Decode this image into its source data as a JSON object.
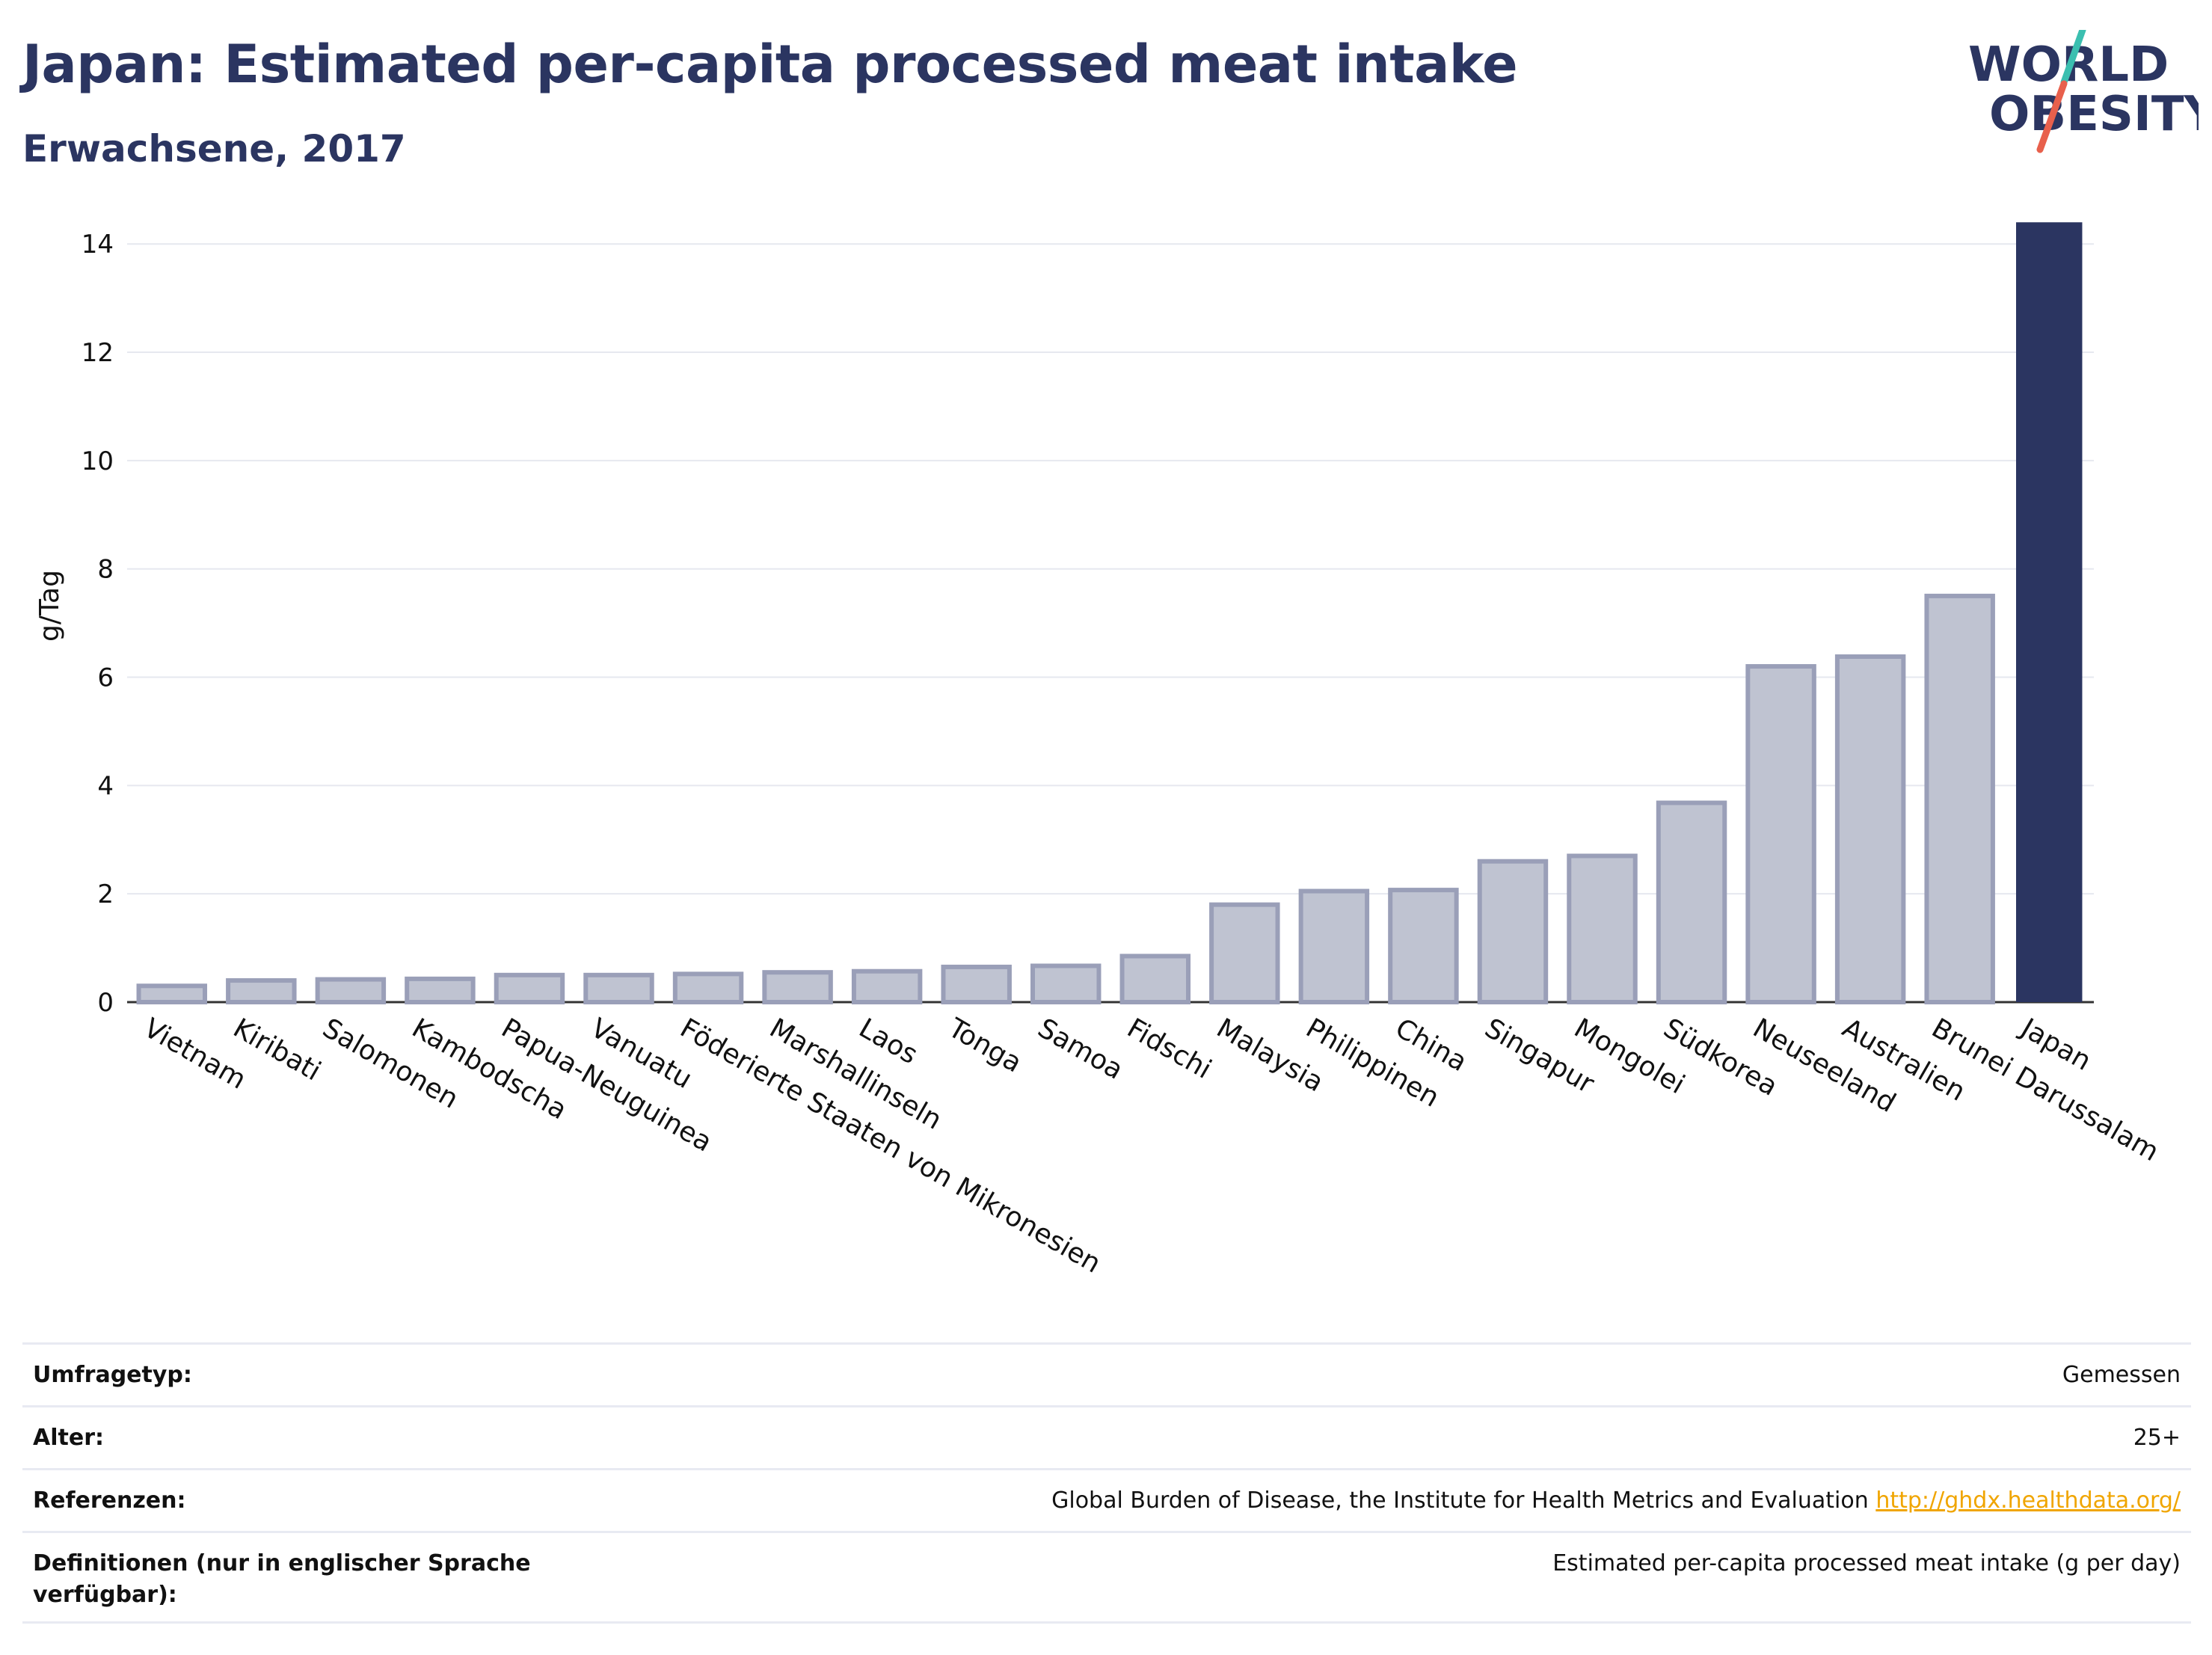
{
  "header": {
    "title": "Japan: Estimated per-capita processed meat intake",
    "subtitle": "Erwachsene, 2017"
  },
  "logo": {
    "line1": "WORLD",
    "line2": "OBESITY",
    "slash_colors": [
      "#3bbfb0",
      "#e8604c"
    ]
  },
  "colors": {
    "highlight": "#2b3561",
    "bar_fill": "#bfc3d1",
    "bar_stroke": "#9a9fb8",
    "gridline": "#e6e8ef",
    "text": "#2b3561",
    "link": "#f0a500"
  },
  "chart_data": {
    "type": "bar",
    "ylabel": "g/Tag",
    "ylim": [
      0,
      14.5
    ],
    "yticks": [
      0,
      2,
      4,
      6,
      8,
      10,
      12,
      14
    ],
    "grid": true,
    "highlight": "Japan",
    "categories": [
      "Vietnam",
      "Kiribati",
      "Salomonen",
      "Kambodscha",
      "Papua-Neuguinea",
      "Vanuatu",
      "Föderierte Staaten von Mikronesien",
      "Marshallinseln",
      "Laos",
      "Tonga",
      "Samoa",
      "Fidschi",
      "Malaysia",
      "Philippinen",
      "China",
      "Singapur",
      "Mongolei",
      "Südkorea",
      "Neuseeland",
      "Australien",
      "Brunei Darussalam",
      "Japan"
    ],
    "values": [
      0.3,
      0.4,
      0.42,
      0.43,
      0.5,
      0.5,
      0.52,
      0.55,
      0.57,
      0.65,
      0.67,
      0.85,
      1.8,
      2.05,
      2.07,
      2.6,
      2.7,
      3.68,
      6.2,
      6.38,
      7.5,
      14.4
    ]
  },
  "meta": {
    "rows": [
      {
        "label": "Umfragetyp:",
        "value": "Gemessen"
      },
      {
        "label": "Alter:",
        "value": "25+"
      },
      {
        "label": "Referenzen:",
        "value": "Global Burden of Disease, the Institute for Health Metrics and Evaluation",
        "link": "http://ghdx.healthdata.org/"
      },
      {
        "label": "Definitionen (nur in englischer Sprache verfügbar):",
        "value": "Estimated per-capita processed meat intake (g per day)"
      }
    ]
  }
}
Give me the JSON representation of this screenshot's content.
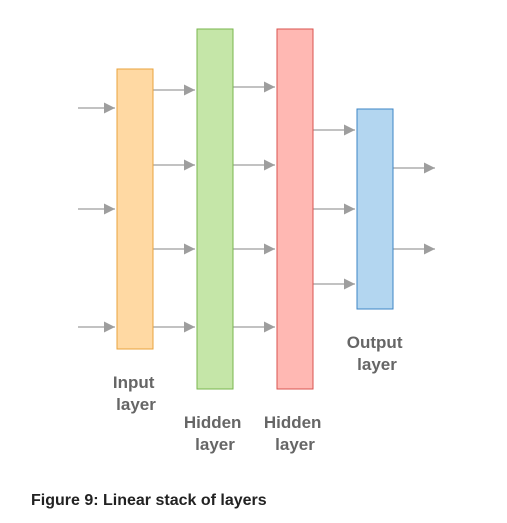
{
  "layers": {
    "input": {
      "label_line1": "Input",
      "label_line2": "layer",
      "fill": "#ffd9a3",
      "stroke": "#e8a33d"
    },
    "hidden1": {
      "label_line1": "Hidden",
      "label_line2": "layer",
      "fill": "#c5e6a8",
      "stroke": "#79b64e"
    },
    "hidden2": {
      "label_line1": "Hidden",
      "label_line2": "layer",
      "fill": "#ffb8b3",
      "stroke": "#d9534f"
    },
    "output": {
      "label_line1": "Output",
      "label_line2": "layer",
      "fill": "#b3d6f0",
      "stroke": "#3d85c6"
    }
  },
  "arrow_color": "#9e9e9e",
  "label_color": "#666666",
  "caption": "Figure 9: Linear stack of layers"
}
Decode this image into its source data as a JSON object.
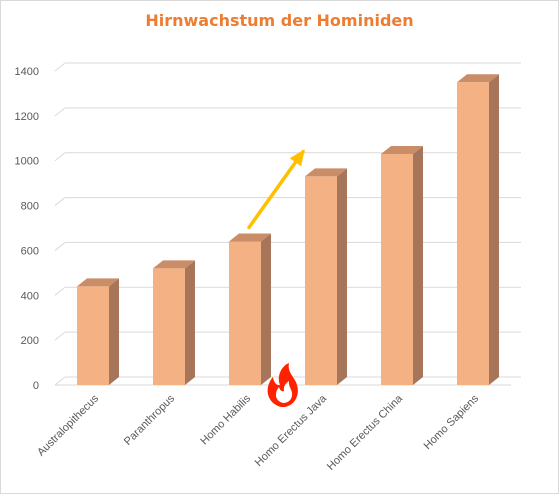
{
  "chart_data": {
    "type": "bar",
    "title": "Hirnwachstum der Hominiden",
    "categories": [
      "Australopithecus",
      "Paranthropus",
      "Homo Habilis",
      "Homo Erectus Java",
      "Homo Erectus China",
      "Homo Sapiens"
    ],
    "values": [
      440,
      520,
      640,
      930,
      1030,
      1350
    ],
    "ylim": [
      0,
      1400
    ],
    "yticks": [
      0,
      200,
      400,
      600,
      800,
      1000,
      1200,
      1400
    ],
    "grid": true,
    "style": "3d-column"
  },
  "colors": {
    "title": "#ed7d31",
    "bar_front": "#f4b183",
    "bar_side": "#a6755a",
    "bar_top": "#c98e68",
    "gridline": "#d9d9d9",
    "arrow": "#ffc000",
    "flame_outer": "#ff2200",
    "flame_inner": "#ffffff"
  },
  "annotations": {
    "arrow_icon": "up-right-arrow-icon",
    "flame_icon": "fire-icon"
  }
}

## Exercise details
The string "processed" may appear in lines of the listing above; tally those lines and give the number only.

## Answer to the problem
2